**To be done**
Extract the full listing verbatim and drop any pictures from your copy.

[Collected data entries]

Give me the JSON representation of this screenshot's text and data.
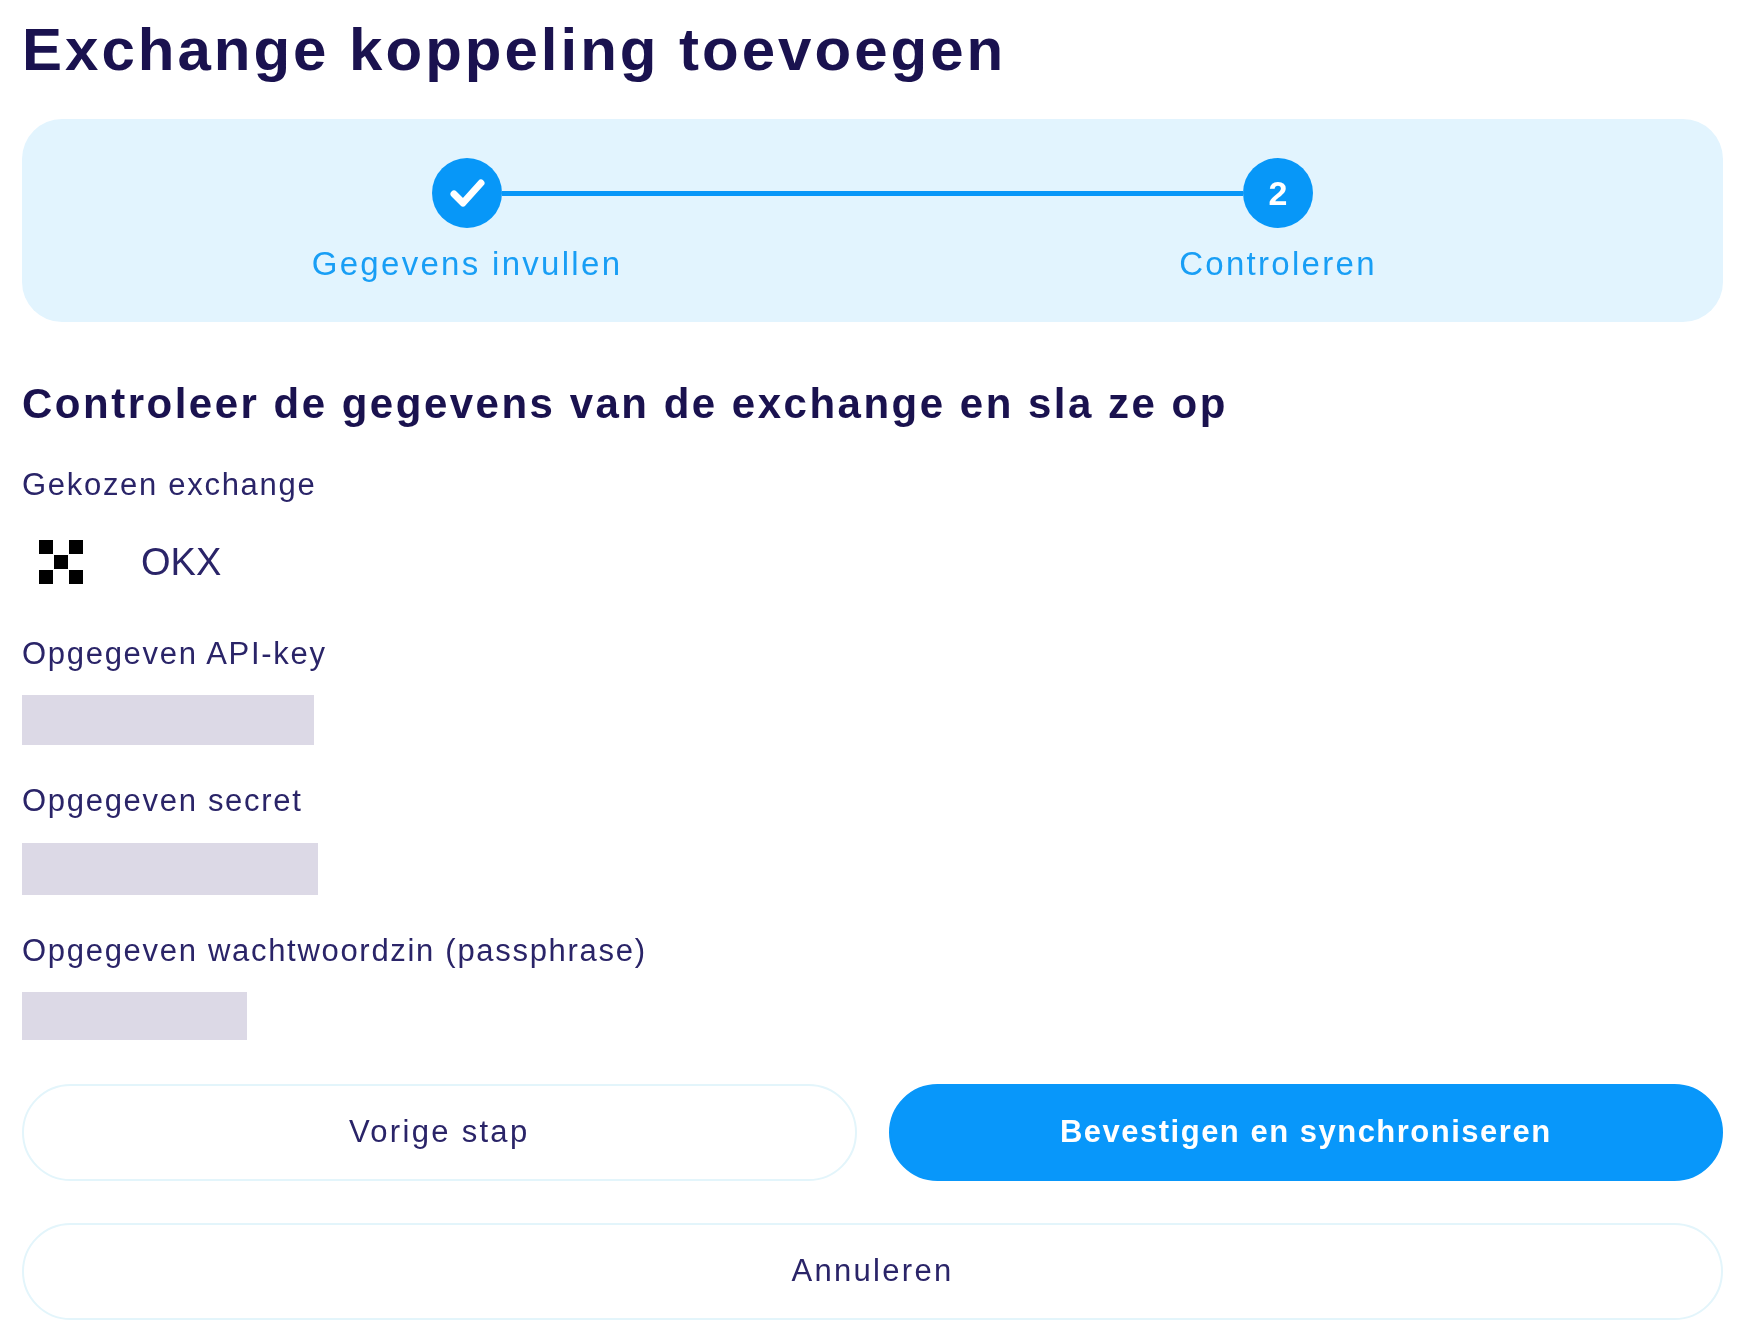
{
  "title": "Exchange koppeling toevoegen",
  "stepper": {
    "steps": [
      {
        "label": "Gegevens invullen",
        "completed": true
      },
      {
        "label": "Controleren",
        "completed": false,
        "number": "2"
      }
    ]
  },
  "heading": "Controleer de gegevens van de exchange en sla ze op",
  "fields": [
    {
      "kind": "exchange",
      "label": "Gekozen exchange",
      "value": "OKX"
    },
    {
      "kind": "redacted",
      "label": "Opgegeven API-key"
    },
    {
      "kind": "redacted",
      "label": "Opgegeven secret"
    },
    {
      "kind": "redacted",
      "label": "Opgegeven wachtwoordzin (passphrase)"
    }
  ],
  "button_rows": [
    [
      {
        "kind": "secondary",
        "label": "Vorige stap"
      },
      {
        "kind": "primary",
        "label": "Bevestigen en synchroniseren"
      }
    ],
    [
      {
        "kind": "secondary",
        "label": "Annuleren"
      }
    ]
  ]
}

**Finished answer**
Give me the JSON representation of this screenshot's text and data.
{
  "title": "Exchange koppeling toevoegen",
  "stepper": {
    "steps": [
      {
        "label": "Gegevens invullen",
        "completed": true
      },
      {
        "label": "Controleren",
        "completed": false,
        "number": "2"
      }
    ]
  },
  "heading": "Controleer de gegevens van de exchange en sla ze op",
  "fields": [
    {
      "kind": "exchange",
      "label": "Gekozen exchange",
      "value": "OKX"
    },
    {
      "kind": "redacted",
      "label": "Opgegeven API-key"
    },
    {
      "kind": "redacted",
      "label": "Opgegeven secret"
    },
    {
      "kind": "redacted",
      "label": "Opgegeven wachtwoordzin (passphrase)"
    }
  ],
  "button_rows": [
    [
      {
        "kind": "secondary",
        "label": "Vorige stap"
      },
      {
        "kind": "primary",
        "label": "Bevestigen en synchroniseren"
      }
    ],
    [
      {
        "kind": "secondary",
        "label": "Annuleren"
      }
    ]
  ]
}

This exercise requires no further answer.